→ What the task asks: Your task is to copy each line that has the word "Peoples".

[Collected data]
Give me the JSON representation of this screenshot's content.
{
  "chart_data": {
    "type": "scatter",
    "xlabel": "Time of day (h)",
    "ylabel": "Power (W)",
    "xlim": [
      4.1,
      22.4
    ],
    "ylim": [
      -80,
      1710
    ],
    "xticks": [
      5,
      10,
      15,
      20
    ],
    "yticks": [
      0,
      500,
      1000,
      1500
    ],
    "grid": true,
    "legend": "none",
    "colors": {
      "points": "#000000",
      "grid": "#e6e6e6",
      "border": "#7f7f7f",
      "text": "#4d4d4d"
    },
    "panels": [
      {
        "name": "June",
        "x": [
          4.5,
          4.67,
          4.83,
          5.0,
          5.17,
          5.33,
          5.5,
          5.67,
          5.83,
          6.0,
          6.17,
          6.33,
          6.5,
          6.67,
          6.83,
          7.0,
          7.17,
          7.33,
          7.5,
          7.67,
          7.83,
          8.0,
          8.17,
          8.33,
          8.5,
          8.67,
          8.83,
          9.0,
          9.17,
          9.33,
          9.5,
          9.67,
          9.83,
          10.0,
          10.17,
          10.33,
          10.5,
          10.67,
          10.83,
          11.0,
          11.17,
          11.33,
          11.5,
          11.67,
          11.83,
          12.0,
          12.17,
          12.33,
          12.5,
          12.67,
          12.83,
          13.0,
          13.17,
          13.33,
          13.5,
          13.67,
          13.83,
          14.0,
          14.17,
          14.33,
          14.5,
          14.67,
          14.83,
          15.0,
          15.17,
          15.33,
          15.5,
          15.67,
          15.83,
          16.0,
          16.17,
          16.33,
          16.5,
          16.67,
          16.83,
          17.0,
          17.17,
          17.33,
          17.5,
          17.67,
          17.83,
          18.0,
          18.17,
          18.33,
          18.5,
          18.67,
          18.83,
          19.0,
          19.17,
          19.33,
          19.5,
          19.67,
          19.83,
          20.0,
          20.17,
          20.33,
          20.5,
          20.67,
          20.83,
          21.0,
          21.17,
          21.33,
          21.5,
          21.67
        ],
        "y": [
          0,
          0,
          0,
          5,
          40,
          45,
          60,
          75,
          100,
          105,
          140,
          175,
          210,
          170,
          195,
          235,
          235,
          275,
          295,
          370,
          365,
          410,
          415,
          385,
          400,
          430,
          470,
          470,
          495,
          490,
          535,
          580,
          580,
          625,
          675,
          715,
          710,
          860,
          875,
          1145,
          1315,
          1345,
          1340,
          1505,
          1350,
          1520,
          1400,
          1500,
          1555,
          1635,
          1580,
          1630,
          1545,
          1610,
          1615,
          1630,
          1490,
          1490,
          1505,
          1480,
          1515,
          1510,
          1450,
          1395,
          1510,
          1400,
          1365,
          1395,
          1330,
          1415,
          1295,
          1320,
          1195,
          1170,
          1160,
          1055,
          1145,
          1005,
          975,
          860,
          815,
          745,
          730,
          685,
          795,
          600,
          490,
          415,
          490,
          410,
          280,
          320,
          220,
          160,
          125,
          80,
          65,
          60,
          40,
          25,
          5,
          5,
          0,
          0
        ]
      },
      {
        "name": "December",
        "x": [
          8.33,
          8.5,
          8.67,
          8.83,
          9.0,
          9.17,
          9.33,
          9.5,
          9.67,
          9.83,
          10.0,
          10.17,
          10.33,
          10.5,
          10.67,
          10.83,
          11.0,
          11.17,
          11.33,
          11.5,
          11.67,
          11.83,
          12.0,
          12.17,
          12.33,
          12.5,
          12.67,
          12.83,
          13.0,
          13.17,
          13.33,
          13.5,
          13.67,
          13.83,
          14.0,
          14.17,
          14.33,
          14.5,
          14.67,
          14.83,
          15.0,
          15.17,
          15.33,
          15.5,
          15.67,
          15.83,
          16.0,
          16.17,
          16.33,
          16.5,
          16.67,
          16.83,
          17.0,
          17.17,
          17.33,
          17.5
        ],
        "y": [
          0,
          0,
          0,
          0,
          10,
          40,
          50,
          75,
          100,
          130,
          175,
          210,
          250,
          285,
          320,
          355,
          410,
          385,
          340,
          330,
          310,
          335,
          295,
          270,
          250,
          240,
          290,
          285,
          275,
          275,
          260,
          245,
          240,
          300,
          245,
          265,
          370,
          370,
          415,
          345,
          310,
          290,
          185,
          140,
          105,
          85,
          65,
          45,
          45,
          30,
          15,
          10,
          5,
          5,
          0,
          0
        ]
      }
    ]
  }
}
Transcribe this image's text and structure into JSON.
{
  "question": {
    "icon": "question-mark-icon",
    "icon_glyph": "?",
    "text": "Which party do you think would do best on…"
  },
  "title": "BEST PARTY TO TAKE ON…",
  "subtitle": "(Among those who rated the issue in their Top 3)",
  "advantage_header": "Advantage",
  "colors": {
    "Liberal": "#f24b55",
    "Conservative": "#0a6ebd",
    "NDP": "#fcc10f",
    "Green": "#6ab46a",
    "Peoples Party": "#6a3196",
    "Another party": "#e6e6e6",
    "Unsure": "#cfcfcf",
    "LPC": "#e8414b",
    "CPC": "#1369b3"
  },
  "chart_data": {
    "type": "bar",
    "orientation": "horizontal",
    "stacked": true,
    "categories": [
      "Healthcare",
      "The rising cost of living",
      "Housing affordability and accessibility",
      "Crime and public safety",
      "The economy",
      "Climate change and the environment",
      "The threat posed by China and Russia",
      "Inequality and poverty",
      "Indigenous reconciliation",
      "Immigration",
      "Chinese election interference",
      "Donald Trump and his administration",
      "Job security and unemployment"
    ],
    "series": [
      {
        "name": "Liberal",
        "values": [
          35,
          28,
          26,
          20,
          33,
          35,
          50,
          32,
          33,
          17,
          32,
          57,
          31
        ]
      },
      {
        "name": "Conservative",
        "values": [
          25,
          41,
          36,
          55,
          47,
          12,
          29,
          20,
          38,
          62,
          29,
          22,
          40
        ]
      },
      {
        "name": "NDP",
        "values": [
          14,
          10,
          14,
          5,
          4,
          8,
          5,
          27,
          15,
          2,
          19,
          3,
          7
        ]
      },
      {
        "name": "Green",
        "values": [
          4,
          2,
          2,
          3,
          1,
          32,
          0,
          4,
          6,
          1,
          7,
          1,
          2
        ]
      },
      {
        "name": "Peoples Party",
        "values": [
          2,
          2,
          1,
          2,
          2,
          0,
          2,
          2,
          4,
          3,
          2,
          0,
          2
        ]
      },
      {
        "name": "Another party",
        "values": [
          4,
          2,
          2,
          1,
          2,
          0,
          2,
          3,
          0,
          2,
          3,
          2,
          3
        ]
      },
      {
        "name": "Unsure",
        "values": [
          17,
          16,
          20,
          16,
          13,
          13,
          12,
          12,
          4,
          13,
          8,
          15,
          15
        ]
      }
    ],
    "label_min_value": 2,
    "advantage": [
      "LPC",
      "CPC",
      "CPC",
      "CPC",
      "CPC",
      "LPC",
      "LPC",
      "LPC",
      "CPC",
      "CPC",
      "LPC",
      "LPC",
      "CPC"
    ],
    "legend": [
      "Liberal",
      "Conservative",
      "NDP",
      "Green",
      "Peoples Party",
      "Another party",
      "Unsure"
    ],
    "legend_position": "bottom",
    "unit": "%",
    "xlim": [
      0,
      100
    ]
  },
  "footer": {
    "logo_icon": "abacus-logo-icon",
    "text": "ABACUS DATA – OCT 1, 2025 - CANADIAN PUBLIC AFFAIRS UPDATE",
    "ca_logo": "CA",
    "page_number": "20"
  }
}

→ Written solution:
    "Peoples Party": "#6a3196",
        "name": "Peoples Party",
      "Peoples Party",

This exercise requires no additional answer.